Each line that holds the word "your" is to be identified and copied.

------ WORKING DATA ------

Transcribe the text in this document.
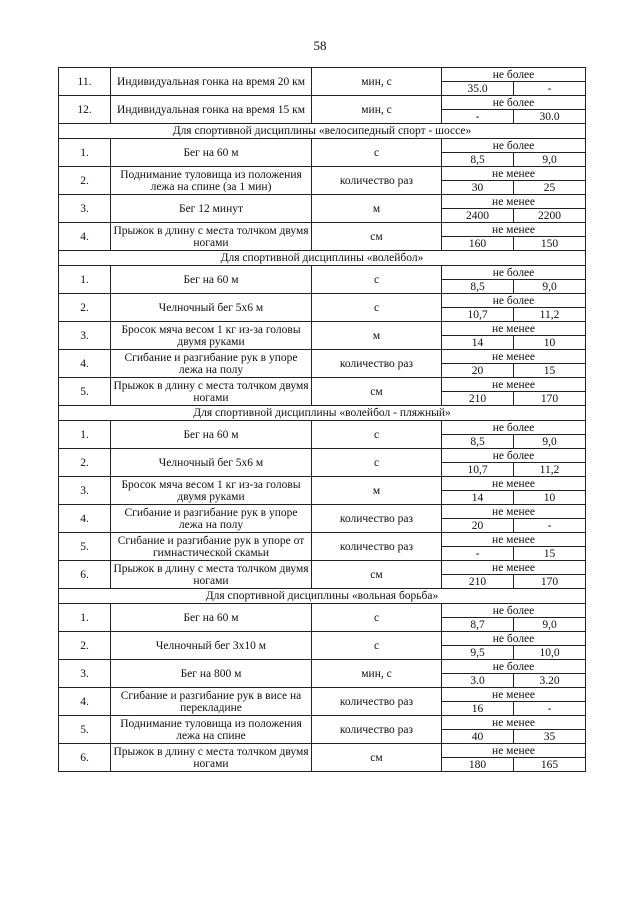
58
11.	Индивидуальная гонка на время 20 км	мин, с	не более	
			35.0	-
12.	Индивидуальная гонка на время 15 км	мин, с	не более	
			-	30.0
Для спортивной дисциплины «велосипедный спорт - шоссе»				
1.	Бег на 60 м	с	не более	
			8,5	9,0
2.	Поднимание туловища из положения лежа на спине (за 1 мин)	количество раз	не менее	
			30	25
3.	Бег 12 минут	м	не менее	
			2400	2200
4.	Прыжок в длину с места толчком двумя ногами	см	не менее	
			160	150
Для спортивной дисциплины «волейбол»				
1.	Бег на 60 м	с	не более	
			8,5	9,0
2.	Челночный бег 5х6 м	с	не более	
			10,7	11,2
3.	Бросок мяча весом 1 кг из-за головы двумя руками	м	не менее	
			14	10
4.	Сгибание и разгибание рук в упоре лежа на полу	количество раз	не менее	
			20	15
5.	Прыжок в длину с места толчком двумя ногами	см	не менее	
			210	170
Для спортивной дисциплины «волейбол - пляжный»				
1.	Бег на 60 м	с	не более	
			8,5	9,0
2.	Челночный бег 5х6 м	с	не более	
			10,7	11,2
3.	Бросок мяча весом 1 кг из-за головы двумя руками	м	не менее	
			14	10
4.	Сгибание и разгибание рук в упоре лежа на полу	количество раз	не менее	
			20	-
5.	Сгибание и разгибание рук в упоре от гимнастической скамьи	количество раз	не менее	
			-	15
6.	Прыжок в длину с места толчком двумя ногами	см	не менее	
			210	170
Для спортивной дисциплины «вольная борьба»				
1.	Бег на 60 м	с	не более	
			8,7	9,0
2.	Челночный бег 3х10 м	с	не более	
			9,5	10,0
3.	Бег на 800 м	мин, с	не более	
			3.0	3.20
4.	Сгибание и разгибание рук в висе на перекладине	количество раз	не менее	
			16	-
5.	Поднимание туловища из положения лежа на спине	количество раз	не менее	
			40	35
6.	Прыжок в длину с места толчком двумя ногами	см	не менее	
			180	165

------
------ WORKING DATA ------

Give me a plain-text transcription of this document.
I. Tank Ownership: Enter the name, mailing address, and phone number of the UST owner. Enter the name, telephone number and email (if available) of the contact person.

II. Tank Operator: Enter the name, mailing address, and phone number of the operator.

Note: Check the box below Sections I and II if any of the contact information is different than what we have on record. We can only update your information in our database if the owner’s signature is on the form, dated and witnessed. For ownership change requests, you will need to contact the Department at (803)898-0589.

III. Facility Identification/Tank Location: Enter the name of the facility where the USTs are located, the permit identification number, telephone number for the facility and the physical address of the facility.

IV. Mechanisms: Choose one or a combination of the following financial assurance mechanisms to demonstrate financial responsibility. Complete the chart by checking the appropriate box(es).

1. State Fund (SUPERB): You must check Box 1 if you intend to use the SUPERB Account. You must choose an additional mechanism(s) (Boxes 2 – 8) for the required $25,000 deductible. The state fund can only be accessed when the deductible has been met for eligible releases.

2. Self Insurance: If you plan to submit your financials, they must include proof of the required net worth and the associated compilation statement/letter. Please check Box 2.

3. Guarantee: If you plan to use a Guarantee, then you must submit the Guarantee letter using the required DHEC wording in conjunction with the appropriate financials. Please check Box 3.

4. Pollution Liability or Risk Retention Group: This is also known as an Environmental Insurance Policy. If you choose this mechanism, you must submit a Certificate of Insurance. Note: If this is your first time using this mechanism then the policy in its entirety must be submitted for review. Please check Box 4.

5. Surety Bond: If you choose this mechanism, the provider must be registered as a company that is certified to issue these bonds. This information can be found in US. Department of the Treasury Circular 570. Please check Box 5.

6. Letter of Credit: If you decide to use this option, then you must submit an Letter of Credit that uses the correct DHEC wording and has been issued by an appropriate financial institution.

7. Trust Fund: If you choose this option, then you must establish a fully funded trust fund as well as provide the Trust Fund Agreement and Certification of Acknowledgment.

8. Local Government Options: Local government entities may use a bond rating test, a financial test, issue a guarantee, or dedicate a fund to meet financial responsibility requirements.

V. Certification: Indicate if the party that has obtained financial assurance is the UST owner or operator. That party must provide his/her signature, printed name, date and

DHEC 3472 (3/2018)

------

OUTPUT:
Note: Check the box below Sections I and II if any of the contact information is different than what we have on record. We can only update your information in our database if the owner’s signature is on the form, dated and witnessed. For ownership change requests, you will need to contact the Department at (803)898-0589.
2. Self Insurance: If you plan to submit your financials, they must include proof of the required net worth and the associated compilation statement/letter. Please check Box 2.
4. Pollution Liability or Risk Retention Group: This is also known as an Environmental Insurance Policy. If you choose this mechanism, you must submit a Certificate of Insurance. Note: If this is your first time using this mechanism then the policy in its entirety must be submitted for review. Please check Box 4.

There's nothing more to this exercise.